## Input data
◆ ◆ ◆ ◆
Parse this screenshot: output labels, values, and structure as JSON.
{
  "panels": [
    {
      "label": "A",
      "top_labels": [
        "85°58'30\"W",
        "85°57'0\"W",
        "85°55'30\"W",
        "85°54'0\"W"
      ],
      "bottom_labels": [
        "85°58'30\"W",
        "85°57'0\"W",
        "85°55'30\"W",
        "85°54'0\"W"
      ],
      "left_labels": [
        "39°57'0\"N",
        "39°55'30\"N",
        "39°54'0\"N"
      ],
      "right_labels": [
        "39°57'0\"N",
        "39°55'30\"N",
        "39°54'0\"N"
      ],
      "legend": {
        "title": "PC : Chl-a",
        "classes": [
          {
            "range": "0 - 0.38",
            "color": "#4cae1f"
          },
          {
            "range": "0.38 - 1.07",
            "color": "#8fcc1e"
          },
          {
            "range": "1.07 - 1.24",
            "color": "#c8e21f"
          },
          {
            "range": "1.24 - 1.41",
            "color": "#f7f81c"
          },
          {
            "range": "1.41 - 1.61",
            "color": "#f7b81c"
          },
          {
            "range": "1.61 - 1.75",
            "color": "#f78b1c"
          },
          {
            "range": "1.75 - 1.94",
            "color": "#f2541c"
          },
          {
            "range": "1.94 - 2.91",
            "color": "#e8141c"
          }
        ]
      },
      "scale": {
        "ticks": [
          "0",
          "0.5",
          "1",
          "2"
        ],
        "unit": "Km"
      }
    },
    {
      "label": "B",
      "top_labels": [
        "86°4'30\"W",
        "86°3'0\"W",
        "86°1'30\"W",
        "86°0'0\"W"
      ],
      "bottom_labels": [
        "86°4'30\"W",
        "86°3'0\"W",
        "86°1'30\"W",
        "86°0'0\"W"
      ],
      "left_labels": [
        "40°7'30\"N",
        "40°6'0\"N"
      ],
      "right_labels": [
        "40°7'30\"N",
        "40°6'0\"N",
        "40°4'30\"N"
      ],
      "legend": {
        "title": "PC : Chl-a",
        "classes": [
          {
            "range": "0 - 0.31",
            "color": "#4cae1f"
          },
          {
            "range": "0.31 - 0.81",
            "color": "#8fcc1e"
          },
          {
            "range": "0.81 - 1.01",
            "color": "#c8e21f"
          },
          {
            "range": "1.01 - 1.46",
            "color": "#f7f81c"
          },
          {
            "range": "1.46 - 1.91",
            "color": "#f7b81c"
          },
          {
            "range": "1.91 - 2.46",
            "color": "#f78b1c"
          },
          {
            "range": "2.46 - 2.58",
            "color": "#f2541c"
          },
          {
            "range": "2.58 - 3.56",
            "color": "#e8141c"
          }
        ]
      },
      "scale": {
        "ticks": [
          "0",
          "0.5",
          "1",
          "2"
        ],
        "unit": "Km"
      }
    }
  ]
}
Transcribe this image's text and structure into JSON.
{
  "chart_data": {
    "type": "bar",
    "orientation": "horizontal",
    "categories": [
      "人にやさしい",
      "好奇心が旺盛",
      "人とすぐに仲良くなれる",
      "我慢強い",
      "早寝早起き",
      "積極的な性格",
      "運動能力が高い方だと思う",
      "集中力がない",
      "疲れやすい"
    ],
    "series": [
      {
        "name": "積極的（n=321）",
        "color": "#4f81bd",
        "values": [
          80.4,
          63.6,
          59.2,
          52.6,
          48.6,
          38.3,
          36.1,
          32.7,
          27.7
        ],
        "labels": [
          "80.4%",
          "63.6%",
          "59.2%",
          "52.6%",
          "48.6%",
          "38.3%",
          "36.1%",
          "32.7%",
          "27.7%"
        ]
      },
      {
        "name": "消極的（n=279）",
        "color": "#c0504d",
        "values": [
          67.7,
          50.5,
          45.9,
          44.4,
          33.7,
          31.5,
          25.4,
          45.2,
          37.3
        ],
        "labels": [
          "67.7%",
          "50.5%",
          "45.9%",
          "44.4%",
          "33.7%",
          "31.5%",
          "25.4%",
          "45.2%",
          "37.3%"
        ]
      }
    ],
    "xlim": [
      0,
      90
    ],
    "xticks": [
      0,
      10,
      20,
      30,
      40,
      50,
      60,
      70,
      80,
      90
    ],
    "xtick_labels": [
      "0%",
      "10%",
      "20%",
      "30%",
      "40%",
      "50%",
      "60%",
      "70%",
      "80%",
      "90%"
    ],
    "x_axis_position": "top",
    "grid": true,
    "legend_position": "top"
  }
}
◆ ◆ ◆ ◆
## To be done
Gather each line of the listing that holds the string "this".

## The result
Parse this screenshot: output labels, values, and structure as JSON.
Transcribe this image's text and structure into JSON.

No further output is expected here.